BEGIN

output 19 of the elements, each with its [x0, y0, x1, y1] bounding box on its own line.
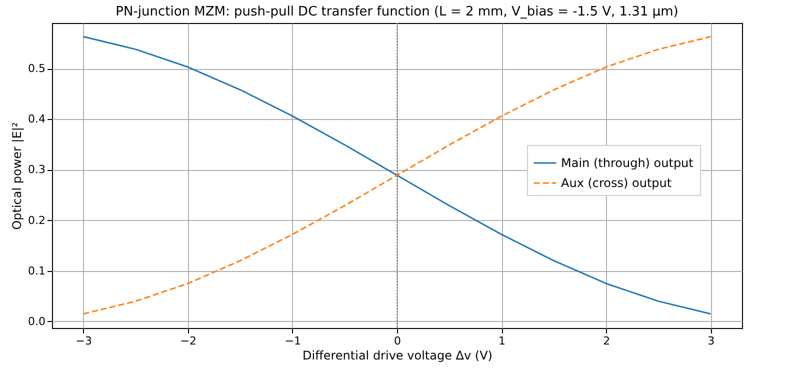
x-tick-label: 3 [708, 334, 715, 348]
y-tick-label: 0.4 [28, 112, 46, 126]
y-tick-label: 0.5 [28, 62, 46, 76]
x-tick-label: 0 [394, 334, 401, 348]
chart-title: PN-junction MZM: push-pull DC transfer function (L = 2 mm, V_bias = -1.5 V, 1.31 μm) [116, 4, 678, 20]
y-tick-label: 0.1 [28, 264, 46, 278]
x-tick-label: 2 [603, 334, 610, 348]
y-tick-label: 0.3 [28, 163, 46, 176]
legend-label: Aux (cross) output [561, 176, 672, 190]
x-tick-label: −1 [284, 334, 302, 348]
x-axis-title: Differential drive voltage Δv (V) [302, 348, 492, 362]
x-tick-label: −2 [180, 334, 197, 348]
y-axis-title: Optical power |E|² [10, 122, 24, 230]
y-tick-label: 0.0 [28, 314, 46, 328]
x-tick-label: −3 [76, 334, 92, 348]
line-series [82, 36, 712, 315]
y-tick-label: 0.2 [28, 214, 46, 227]
legend-label: Main (through) output [561, 156, 694, 170]
x-tick-label: 1 [498, 334, 506, 348]
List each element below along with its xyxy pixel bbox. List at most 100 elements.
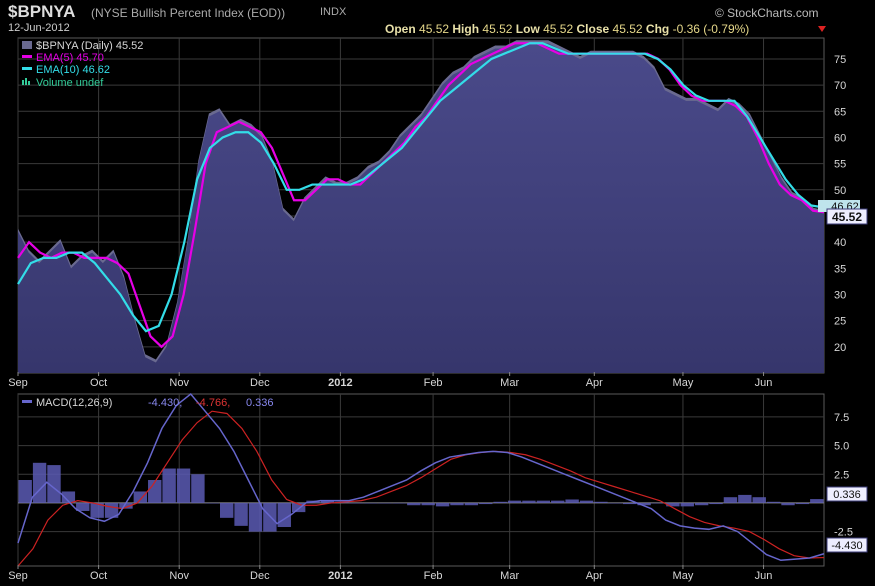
macd-hist-bar [752,497,766,503]
macd-hist-bar [18,480,32,503]
macd-hist-bar [666,502,680,507]
price-tick-label: 30 [834,289,846,301]
x-axis-bottom: Sep Oct Nov Dec 2012 Feb Mar Apr May Jun [8,565,772,582]
hist-legend-value: 0.336 [246,397,274,409]
x-tick-label: Apr [586,570,603,582]
x-tick-label: May [673,377,694,389]
close-value: 45.52 [612,22,643,36]
signal-legend-value: -4.766, [196,397,230,409]
volume-icon [22,78,30,85]
macd-hist-bar [723,497,738,503]
macd-hist-bar [162,468,176,503]
macd-hist-bar [565,499,579,503]
high-label: High [452,22,480,36]
ohlc-readout: Open 45.52 High 45.52 Low 45.52 Close 45… [385,22,749,36]
macd-hist-bar [493,501,507,503]
macd-hist-bar [507,500,522,503]
x-tick-label: Dec [250,377,270,389]
macd-hist-bar [291,502,306,513]
macd-hist-bar [608,502,622,504]
macd-tick-label: 5.0 [834,441,849,453]
price-y-axis: 202530354045505560657075 [834,54,846,354]
macd-hist-bar [407,502,421,506]
macd-hist-bar [378,502,392,504]
price-tick-label: 60 [834,132,846,144]
macd-hist-bar [551,500,565,503]
price-tick-label: 50 [834,185,846,197]
x-tick-label: Nov [169,570,189,582]
price-tick-label: 20 [834,342,846,354]
macd-hist-bar [435,502,450,507]
macd-hist-bar [694,502,709,506]
chart-date: 12-Jun-2012 [8,22,70,34]
macd-hist-bar [61,491,76,503]
price-tag-text: 45.52 [832,210,862,224]
x-tick-label: Nov [169,377,189,389]
x-tick-label: 2012 [328,377,352,389]
macd-hist-bar [220,502,234,518]
x-tick-label: Oct [90,570,107,582]
macd-hist-bar [709,502,723,505]
macd-hist-bar [320,500,335,503]
price-tick-label: 75 [834,54,846,66]
macd-lines [17,392,825,567]
low-value: 45.52 [543,22,574,36]
ema5-legend-text: EMA(5) 45.70 [36,52,104,64]
macd-hist-bar [536,500,551,503]
price-legend-text: $BPNYA (Daily) 45.52 [36,40,143,52]
brand-watermark[interactable]: © StockCharts.com [715,6,819,20]
price-tick-label: 70 [834,80,846,92]
down-arrow-icon [818,26,826,32]
macd-hist-bar [450,502,464,506]
x-tick-label: Apr [586,377,603,389]
close-label: Close [576,22,610,36]
x-tick-label: May [673,570,694,582]
macd-hist-bar [248,502,263,532]
macd-hist-bar [421,502,435,506]
macd-hist-bar [781,502,795,506]
macd-tick-label: 7.5 [834,412,849,424]
volume-legend-text: Volume undef [36,77,104,89]
macd-hist-bar [205,502,219,504]
macd-hist-bar [263,502,277,532]
macd-hist-bar [76,502,90,511]
macd-hist-bar [47,465,61,503]
macd-tick-label: 2.5 [834,469,849,481]
ema5-legend-swatch [22,55,32,58]
exchange-label: INDX [320,6,347,18]
macd-hist-bar [191,474,205,503]
macd-hist-bar [623,502,637,505]
x-tick-label: Feb [424,570,443,582]
macd-hist-bar [810,499,824,503]
macd-hist-bar [766,501,781,503]
x-tick-label: Jun [755,377,773,389]
ema10-legend-text: EMA(10) 46.62 [36,64,110,76]
x-tick-label: 2012 [328,570,352,582]
macd-tag2 [826,537,868,553]
macd-hist-bar [32,462,47,503]
x-axis-top: Sep Oct Nov Dec 2012 Feb Mar Apr May Jun [8,372,772,389]
price-legend: $BPNYA (Daily) 45.52 EMA(5) 45.70 EMA(10… [22,40,143,89]
x-tick-label: Sep [8,570,28,582]
price-legend-swatch [22,41,32,49]
macd-hist-bar [148,480,162,503]
signal-line [17,410,825,567]
macd-tag-text: 0.336 [833,489,861,501]
price-tick-label: 25 [834,316,846,328]
ema10-legend-swatch [22,67,32,70]
macd-hist-bar [738,494,752,503]
macd-hist-bar [392,502,407,504]
macd-hist-bar [176,468,191,503]
macd-hist-bar [133,491,148,503]
macd-hist-bar [522,500,536,503]
price-plot [17,40,825,373]
macd-hist-bar [479,502,493,505]
price-tick-label: 35 [834,263,846,275]
macd-tag [826,486,868,502]
macd-hist-bar [795,502,810,505]
ema5-line [17,42,825,349]
macd-hist-bar [464,502,479,506]
macd-hist-bar [680,502,694,507]
macd-hist-bar [651,502,666,504]
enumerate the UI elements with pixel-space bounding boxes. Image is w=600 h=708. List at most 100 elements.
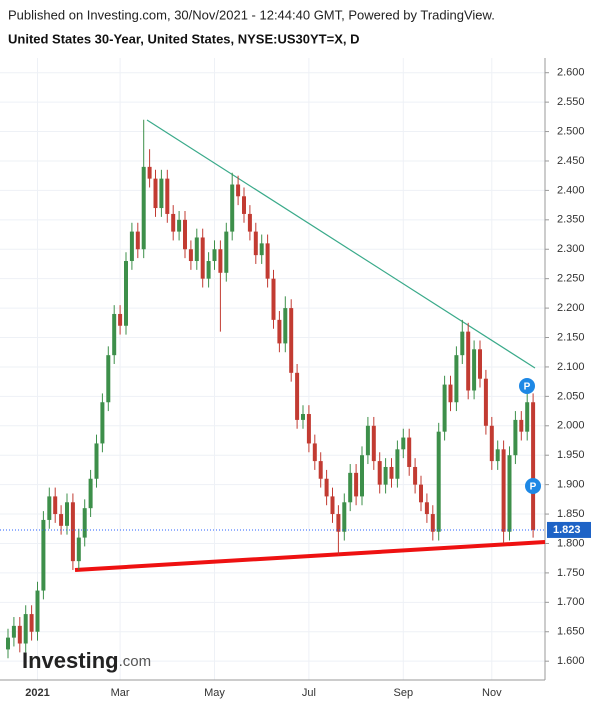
y-tick-label: 1.900 xyxy=(557,479,585,491)
x-tick-label: Jul xyxy=(302,687,316,699)
candle-body xyxy=(129,231,134,262)
candle-body xyxy=(342,502,347,532)
y-tick-label: 2.450 xyxy=(557,155,585,167)
candle-body xyxy=(11,625,16,638)
candle-body xyxy=(165,178,170,214)
candle-body xyxy=(112,313,117,356)
candle-body xyxy=(419,484,423,503)
candle-body xyxy=(295,372,300,420)
logo-suffix: .com xyxy=(119,653,152,670)
candle-body xyxy=(177,219,182,232)
candle-body xyxy=(135,231,140,250)
candle-body xyxy=(247,213,252,232)
x-tick-label: Nov xyxy=(482,687,502,699)
candle-body xyxy=(100,402,105,444)
candle-body xyxy=(253,231,258,256)
candle-body xyxy=(301,414,305,420)
y-tick-label: 2.400 xyxy=(557,184,585,196)
candle-body xyxy=(507,455,512,532)
candle-body xyxy=(312,443,317,462)
candle-body xyxy=(171,213,176,232)
marker-label: P xyxy=(524,382,531,393)
candle-body xyxy=(501,449,506,532)
candle-body xyxy=(265,243,270,279)
header: Published on Investing.com, 30/Nov/2021 … xyxy=(8,7,495,22)
candle-body xyxy=(436,431,441,532)
candle-body xyxy=(430,514,435,532)
y-tick-label: 2.000 xyxy=(557,420,585,432)
candle-body xyxy=(17,625,22,644)
candle-body xyxy=(218,249,223,273)
candle-body xyxy=(525,402,530,432)
marker-label: P xyxy=(530,482,537,493)
candle-body xyxy=(188,249,193,262)
y-tick-label: 1.750 xyxy=(557,567,585,579)
candle-body xyxy=(35,590,40,632)
y-tick-label: 2.250 xyxy=(557,273,585,285)
candle-body xyxy=(212,249,217,262)
candle-body xyxy=(41,519,46,591)
support-trendline xyxy=(74,540,546,572)
candle-body xyxy=(407,437,412,467)
candle-body xyxy=(318,461,323,479)
y-tick-label: 2.550 xyxy=(557,96,585,108)
y-tick-label: 1.800 xyxy=(557,537,585,549)
candle-body xyxy=(153,178,158,209)
y-tick-label: 2.150 xyxy=(557,331,585,343)
last-price-label: 1.823 xyxy=(553,524,581,536)
candle-body xyxy=(377,461,382,485)
candle-body xyxy=(147,166,152,179)
candle-body xyxy=(70,502,75,562)
candle-body xyxy=(200,237,205,279)
candle-body xyxy=(324,478,329,497)
candle-body xyxy=(259,243,264,256)
candle-body xyxy=(6,637,10,650)
candle-body xyxy=(495,449,500,462)
candle-body xyxy=(454,355,459,403)
candle-body xyxy=(76,537,81,562)
candle-body xyxy=(483,378,488,426)
candle-body xyxy=(106,355,111,403)
candle-body xyxy=(242,196,246,214)
candle-body xyxy=(413,466,418,485)
candle-body xyxy=(230,184,235,232)
y-tick-label: 2.100 xyxy=(557,361,585,373)
candle-body xyxy=(236,184,241,197)
candle-body xyxy=(472,349,477,391)
candle-body xyxy=(389,466,394,479)
candle-body xyxy=(65,502,69,526)
candle-body xyxy=(348,472,353,503)
x-tick-label: 2021 xyxy=(25,687,49,699)
candle-body xyxy=(94,443,99,479)
logo-text: Investing xyxy=(22,648,119,673)
candle-body xyxy=(289,308,294,373)
candle-body xyxy=(424,502,429,515)
candle-body xyxy=(159,178,164,209)
y-tick-label: 1.600 xyxy=(557,655,585,667)
candle-body xyxy=(478,349,482,379)
candle-body xyxy=(277,319,282,344)
candle-body xyxy=(466,331,471,391)
candle-body xyxy=(206,261,211,279)
candle-body xyxy=(330,496,335,515)
candle-body xyxy=(513,419,518,456)
candle-body xyxy=(47,496,52,520)
logo: Investing.com xyxy=(22,648,151,673)
candle-body xyxy=(395,449,400,479)
x-tick-label: Sep xyxy=(394,687,414,699)
candle-body xyxy=(354,472,359,497)
candle-body xyxy=(141,166,146,250)
last-price-box xyxy=(547,521,591,538)
candle-body xyxy=(124,261,128,326)
resistance-trendline xyxy=(146,119,536,369)
y-tick-label: 1.650 xyxy=(557,626,585,638)
x-tick-label: May xyxy=(204,687,225,699)
marker xyxy=(519,378,535,394)
candle-body xyxy=(360,455,364,497)
candle-body xyxy=(59,514,64,526)
y-tick-label: 1.850 xyxy=(557,508,585,520)
candle-body xyxy=(82,508,87,538)
candle-body xyxy=(489,425,494,462)
candle-body xyxy=(88,478,93,509)
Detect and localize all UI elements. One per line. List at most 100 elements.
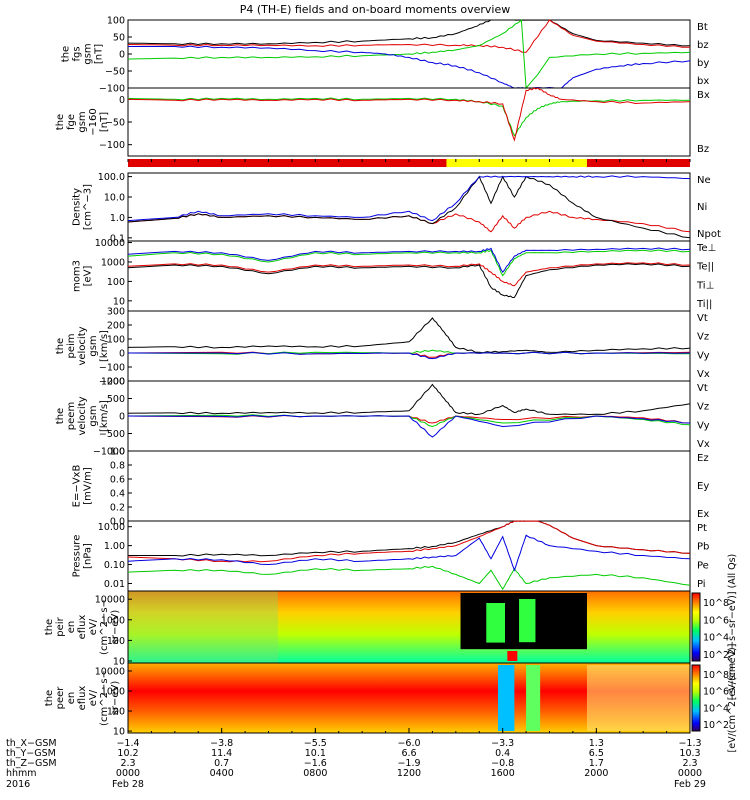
y-axis-label: fgs [72, 46, 83, 61]
panel-frame [127, 172, 691, 242]
y-axis-label: mom3 [72, 260, 83, 292]
series-Vx [128, 351, 691, 360]
legend-peim_velocity: Vz [697, 332, 709, 343]
panel-frame [127, 310, 691, 382]
x-axis-row-label: th_Z−GSM [6, 758, 57, 769]
x-axis-value: 0.4 [495, 748, 510, 759]
panel-frame [127, 520, 691, 592]
series-Ni [127, 175, 691, 239]
y-tick-label: −100 [99, 363, 125, 374]
y-tick-label: −500 [99, 429, 125, 440]
y-axis-label: eflux [77, 615, 88, 640]
panel-peer_en_eflux: 10^8 10^6 10^4 10^2[eV/(cm^2−s−sr−eV)] 10000… [44, 644, 738, 753]
colorbar-label: [eV/(cm^2−s−sr−eV)] [727, 644, 738, 753]
x-axis-value: −3.3 [491, 738, 514, 749]
mode-segment [446, 159, 587, 167]
y-axis-label: gsm [83, 43, 94, 64]
y-axis-label: [nT] [99, 112, 110, 132]
panel-frame [127, 450, 691, 522]
y-tick-label: 0.10 [104, 560, 125, 571]
x-axis-value: −5.5 [304, 738, 327, 749]
x-axis-value: 6.5 [589, 748, 604, 759]
panel-efield: 1.0 0.8 0.6 0.4 0.2 0.0 E=−VxB [mV/m] Ez Ey Ex [72, 447, 710, 528]
x-axis-row-label: th_Y−GSM [6, 748, 56, 759]
y-tick-label: 10 [113, 657, 125, 668]
x-axis-value: −1.9 [397, 758, 420, 769]
x-axis-row-label: 2016 [6, 779, 30, 790]
y-tick-label: −1000 [93, 447, 125, 458]
panel-fgs_gsm: 100 50 0 −50 −100 the fgs gsm [nT] Bt bz by bx [61, 16, 710, 95]
x-axis-value: −3.8 [210, 738, 233, 749]
y-axis-label: [km/s] [99, 330, 110, 362]
y-axis-label: peim [66, 333, 77, 358]
y-tick-label: 200 [107, 321, 125, 332]
legend-pressure: Pt [697, 523, 707, 534]
series-Bt [127, 19, 691, 47]
x-axis-value: 2.3 [120, 758, 135, 769]
panel-fge_gsm: 0 −50 −100 the fge gsm −160 [nT] Bx Bz [55, 87, 710, 157]
y-tick-label: 0 [119, 349, 125, 360]
mode-bar [127, 159, 691, 167]
y-tick-label: 0.4 [110, 489, 125, 500]
y-tick-label: 100 [107, 16, 125, 27]
legend-density: Ne [697, 175, 711, 186]
legend-fge_gsm: Bx [697, 90, 710, 101]
y-tick-label: 100 [107, 636, 125, 647]
y-axis-label: (cm^2−s− [99, 670, 110, 726]
y-axis-label: Pressure [72, 535, 83, 578]
series-Pb [127, 520, 691, 563]
legend-density: Ni [697, 202, 707, 213]
legend-fgs_gsm: bz [697, 40, 709, 51]
spectrogram-band [486, 603, 506, 643]
spectrogram-low-flux-band [128, 591, 278, 663]
y-axis-label: peer [55, 686, 66, 710]
y-tick-label: 0 [119, 95, 125, 106]
x-axis-date: Feb 29 [674, 779, 706, 790]
y-axis-label: sr−eV) [110, 681, 121, 716]
mode-segment [586, 159, 690, 167]
y-axis-label: [eV] [83, 266, 94, 287]
y-axis-label: the [55, 338, 66, 354]
legend-fgs_gsm: by [697, 58, 709, 69]
colorbar [691, 664, 701, 732]
y-axis-label: [nT] [94, 44, 105, 64]
x-axis-value: 1600 [491, 768, 515, 779]
y-tick-label: 10 [113, 296, 125, 307]
y-axis-label: gsm [77, 111, 88, 132]
series-NpotT [127, 247, 691, 273]
x-axis-value: 1200 [397, 768, 421, 779]
y-axis-label: the [55, 408, 66, 424]
series-Bx [127, 97, 691, 137]
y-tick-label: 300 [107, 307, 125, 318]
legend-fgs_gsm: Bt [697, 22, 708, 33]
y-tick-label: −100 [99, 84, 125, 95]
spectrogram-peak [507, 651, 518, 661]
panel-peem_velocity: 1000 500 0 −500 −1000 the peem velocity gsm [km/s… [55, 377, 710, 458]
y-axis-label: peir [55, 616, 66, 636]
colorbar-tick: 10^4 [703, 703, 729, 714]
x-axis-value: 0000 [678, 768, 702, 779]
legend-peim_velocity: Vx [697, 369, 710, 380]
legend-peem_velocity: Vz [697, 402, 709, 413]
y-axis-label: eV/ [88, 618, 99, 635]
spectrogram-band [497, 665, 515, 731]
y-axis-label: [km/s] [99, 400, 110, 432]
y-tick-label: 0.0 [110, 517, 125, 528]
x-axis-value: 1.7 [589, 758, 604, 769]
y-tick-label: −100 [99, 140, 125, 151]
series-Vt [127, 383, 691, 416]
legend-fge_gsm: Bz [697, 144, 709, 155]
y-axis-label: E=−VxB [72, 465, 83, 508]
y-tick-label: 0.1 [110, 233, 125, 244]
colorbar-tick: 10^4 [703, 633, 729, 644]
series-bz [127, 19, 691, 53]
legend-pressure: Pe [697, 560, 709, 571]
y-tick-label: 0 [119, 412, 125, 423]
legend-peim_velocity: Vy [697, 350, 710, 361]
y-tick-label: −50 [105, 67, 125, 78]
y-axis-label: −160 [88, 108, 99, 135]
mode-segment [128, 159, 447, 167]
y-tick-label: 10.0 [104, 193, 125, 204]
y-tick-label: 100 [107, 277, 125, 288]
x-axis-row-label: th_X−GSM [6, 738, 57, 749]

END

Repeat the data from the line with "y-axis-label: fgs [72, 46, 83, 61]" to the line with "y-axis-label: eflux [77, 615, 88, 640]", including both of those lines.

y-axis-label: fgs [72, 46, 83, 61]
panel-frame [127, 172, 691, 242]
y-axis-label: mom3 [72, 260, 83, 292]
series-Vx [128, 351, 691, 360]
legend-peim_velocity: Vz [697, 332, 709, 343]
panel-frame [127, 310, 691, 382]
x-axis-row-label: th_Z−GSM [6, 758, 57, 769]
x-axis-value: 0.4 [495, 748, 510, 759]
panel-frame [127, 520, 691, 592]
series-Ni [127, 175, 691, 239]
y-tick-label: −100 [99, 363, 125, 374]
y-tick-label: −500 [99, 429, 125, 440]
y-axis-label: eflux [77, 615, 88, 640]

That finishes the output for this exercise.